**What is being asked:** From the entries provided below, copy each line that contains the word "кратковременная".

####################

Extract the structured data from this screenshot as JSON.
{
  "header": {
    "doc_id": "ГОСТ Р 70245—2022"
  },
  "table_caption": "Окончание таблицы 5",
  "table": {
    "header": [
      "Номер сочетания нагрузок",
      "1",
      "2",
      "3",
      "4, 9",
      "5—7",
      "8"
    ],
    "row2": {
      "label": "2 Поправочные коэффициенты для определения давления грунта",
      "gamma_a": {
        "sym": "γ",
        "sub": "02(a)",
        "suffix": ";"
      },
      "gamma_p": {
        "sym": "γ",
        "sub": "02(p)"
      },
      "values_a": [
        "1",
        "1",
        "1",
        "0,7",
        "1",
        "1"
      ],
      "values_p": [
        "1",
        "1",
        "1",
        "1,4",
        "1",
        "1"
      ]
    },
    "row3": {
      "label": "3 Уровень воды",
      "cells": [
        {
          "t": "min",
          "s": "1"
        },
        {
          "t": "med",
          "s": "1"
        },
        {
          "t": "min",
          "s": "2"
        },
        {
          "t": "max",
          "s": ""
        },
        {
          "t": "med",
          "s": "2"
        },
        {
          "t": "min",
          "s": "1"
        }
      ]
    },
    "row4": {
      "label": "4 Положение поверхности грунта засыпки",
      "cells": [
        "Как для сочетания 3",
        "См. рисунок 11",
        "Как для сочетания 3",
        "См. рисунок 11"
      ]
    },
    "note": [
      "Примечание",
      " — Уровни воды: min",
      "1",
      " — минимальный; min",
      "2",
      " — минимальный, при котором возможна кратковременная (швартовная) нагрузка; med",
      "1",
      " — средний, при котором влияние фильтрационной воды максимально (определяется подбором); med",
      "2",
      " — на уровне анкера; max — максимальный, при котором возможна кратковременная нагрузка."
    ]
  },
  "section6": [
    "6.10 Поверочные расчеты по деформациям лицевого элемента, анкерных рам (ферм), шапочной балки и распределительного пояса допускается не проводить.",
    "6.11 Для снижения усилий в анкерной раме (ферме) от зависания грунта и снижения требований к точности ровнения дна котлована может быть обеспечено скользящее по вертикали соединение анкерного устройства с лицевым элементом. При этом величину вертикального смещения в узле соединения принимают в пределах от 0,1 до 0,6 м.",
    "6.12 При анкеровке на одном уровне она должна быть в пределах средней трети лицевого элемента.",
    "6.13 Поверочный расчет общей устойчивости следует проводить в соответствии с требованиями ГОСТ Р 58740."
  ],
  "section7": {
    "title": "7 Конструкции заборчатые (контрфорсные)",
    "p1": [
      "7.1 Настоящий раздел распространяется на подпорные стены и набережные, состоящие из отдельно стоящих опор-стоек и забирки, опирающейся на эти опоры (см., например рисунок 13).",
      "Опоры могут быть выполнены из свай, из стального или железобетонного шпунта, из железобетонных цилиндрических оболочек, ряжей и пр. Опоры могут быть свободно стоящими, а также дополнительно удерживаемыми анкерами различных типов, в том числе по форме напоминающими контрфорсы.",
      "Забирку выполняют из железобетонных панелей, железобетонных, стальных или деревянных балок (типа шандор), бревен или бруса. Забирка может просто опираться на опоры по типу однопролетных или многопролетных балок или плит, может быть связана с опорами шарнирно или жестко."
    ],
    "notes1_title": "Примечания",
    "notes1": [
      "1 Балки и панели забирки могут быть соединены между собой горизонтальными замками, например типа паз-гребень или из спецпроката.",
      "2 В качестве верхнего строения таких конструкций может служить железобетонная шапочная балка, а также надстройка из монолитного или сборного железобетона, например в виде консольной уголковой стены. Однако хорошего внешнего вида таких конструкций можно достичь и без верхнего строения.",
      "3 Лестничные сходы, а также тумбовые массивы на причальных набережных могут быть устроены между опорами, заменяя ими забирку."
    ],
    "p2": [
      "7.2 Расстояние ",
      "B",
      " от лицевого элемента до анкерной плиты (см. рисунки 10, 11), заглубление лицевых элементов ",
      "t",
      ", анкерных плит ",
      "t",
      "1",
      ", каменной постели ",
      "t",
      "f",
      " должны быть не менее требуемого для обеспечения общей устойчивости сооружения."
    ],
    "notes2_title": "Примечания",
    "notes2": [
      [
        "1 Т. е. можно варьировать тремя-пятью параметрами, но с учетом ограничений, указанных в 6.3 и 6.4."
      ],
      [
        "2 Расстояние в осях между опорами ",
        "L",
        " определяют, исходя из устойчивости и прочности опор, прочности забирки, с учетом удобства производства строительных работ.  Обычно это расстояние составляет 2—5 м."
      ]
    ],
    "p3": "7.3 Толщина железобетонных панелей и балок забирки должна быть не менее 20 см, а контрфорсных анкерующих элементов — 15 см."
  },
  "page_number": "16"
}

####################

**Answer to this problem:**
      " — минимальный, при котором возможна кратковременная (швартовная) нагрузка; med",
      " — на уровне анкера; max — максимальный, при котором возможна кратковременная нагрузка."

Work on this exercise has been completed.